=== Stored records ===

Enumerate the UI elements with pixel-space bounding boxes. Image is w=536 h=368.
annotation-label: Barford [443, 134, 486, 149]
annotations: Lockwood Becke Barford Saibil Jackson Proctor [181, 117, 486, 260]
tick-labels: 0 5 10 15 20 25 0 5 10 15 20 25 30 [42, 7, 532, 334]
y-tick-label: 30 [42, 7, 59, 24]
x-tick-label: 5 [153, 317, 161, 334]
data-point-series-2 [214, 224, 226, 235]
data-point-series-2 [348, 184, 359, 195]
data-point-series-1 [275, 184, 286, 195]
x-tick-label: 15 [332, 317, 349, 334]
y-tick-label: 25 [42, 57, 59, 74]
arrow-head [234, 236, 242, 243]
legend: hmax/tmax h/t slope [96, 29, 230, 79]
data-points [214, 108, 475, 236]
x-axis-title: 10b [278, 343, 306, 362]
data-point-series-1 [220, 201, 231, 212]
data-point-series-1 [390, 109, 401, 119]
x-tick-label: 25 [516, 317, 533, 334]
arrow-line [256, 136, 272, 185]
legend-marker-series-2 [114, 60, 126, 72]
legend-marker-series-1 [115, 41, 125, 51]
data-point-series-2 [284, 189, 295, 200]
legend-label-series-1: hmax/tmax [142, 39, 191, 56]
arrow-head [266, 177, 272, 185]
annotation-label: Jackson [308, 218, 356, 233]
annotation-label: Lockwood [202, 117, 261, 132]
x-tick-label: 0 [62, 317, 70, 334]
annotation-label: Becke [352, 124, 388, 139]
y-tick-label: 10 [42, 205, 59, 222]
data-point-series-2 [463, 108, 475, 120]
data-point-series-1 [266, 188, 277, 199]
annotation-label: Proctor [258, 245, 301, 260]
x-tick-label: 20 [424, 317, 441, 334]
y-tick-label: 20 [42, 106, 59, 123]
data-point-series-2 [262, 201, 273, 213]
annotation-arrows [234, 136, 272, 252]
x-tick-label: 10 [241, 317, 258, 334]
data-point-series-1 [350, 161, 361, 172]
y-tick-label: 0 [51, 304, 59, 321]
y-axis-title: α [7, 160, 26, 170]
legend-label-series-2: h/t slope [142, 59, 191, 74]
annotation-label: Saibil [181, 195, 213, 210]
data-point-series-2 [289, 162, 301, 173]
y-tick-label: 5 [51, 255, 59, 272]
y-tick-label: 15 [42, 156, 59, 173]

===

* Requirement
Print every one of the lines above without changing anything, keeping them in the same order.

* Answer
Enumerate the UI elements with pixel-space bounding boxes. Image is w=536 h=368.
annotation-label: Barford [443, 134, 486, 149]
annotations: Lockwood Becke Barford Saibil Jackson Proctor [181, 117, 486, 260]
tick-labels: 0 5 10 15 20 25 0 5 10 15 20 25 30 [42, 7, 532, 334]
y-tick-label: 30 [42, 7, 59, 24]
x-tick-label: 5 [153, 317, 161, 334]
data-point-series-2 [214, 224, 226, 235]
data-point-series-2 [348, 184, 359, 195]
data-point-series-1 [275, 184, 286, 195]
x-tick-label: 15 [332, 317, 349, 334]
y-tick-label: 25 [42, 57, 59, 74]
arrow-head [234, 236, 242, 243]
legend: hmax/tmax h/t slope [96, 29, 230, 79]
data-points [214, 108, 475, 236]
x-axis-title: 10b [278, 343, 306, 362]
data-point-series-1 [220, 201, 231, 212]
data-point-series-1 [390, 109, 401, 119]
x-tick-label: 25 [516, 317, 533, 334]
arrow-line [256, 136, 272, 185]
legend-marker-series-2 [114, 60, 126, 72]
legend-marker-series-1 [115, 41, 125, 51]
data-point-series-2 [284, 189, 295, 200]
legend-label-series-1: hmax/tmax [142, 39, 191, 56]
arrow-head [266, 177, 272, 185]
annotation-label: Jackson [308, 218, 356, 233]
annotation-label: Lockwood [202, 117, 261, 132]
x-tick-label: 0 [62, 317, 70, 334]
annotation-label: Becke [352, 124, 388, 139]
y-tick-label: 10 [42, 205, 59, 222]
data-point-series-2 [463, 108, 475, 120]
data-point-series-1 [266, 188, 277, 199]
annotation-label: Proctor [258, 245, 301, 260]
x-tick-label: 20 [424, 317, 441, 334]
y-tick-label: 20 [42, 106, 59, 123]
data-point-series-2 [262, 201, 273, 213]
annotation-arrows [234, 136, 272, 252]
x-tick-label: 10 [241, 317, 258, 334]
data-point-series-1 [350, 161, 361, 172]
y-tick-label: 0 [51, 304, 59, 321]
y-axis-title: α [7, 160, 26, 170]
legend-label-series-2: h/t slope [142, 59, 191, 74]
annotation-label: Saibil [181, 195, 213, 210]
data-point-series-2 [289, 162, 301, 173]
y-tick-label: 5 [51, 255, 59, 272]
y-tick-label: 15 [42, 156, 59, 173]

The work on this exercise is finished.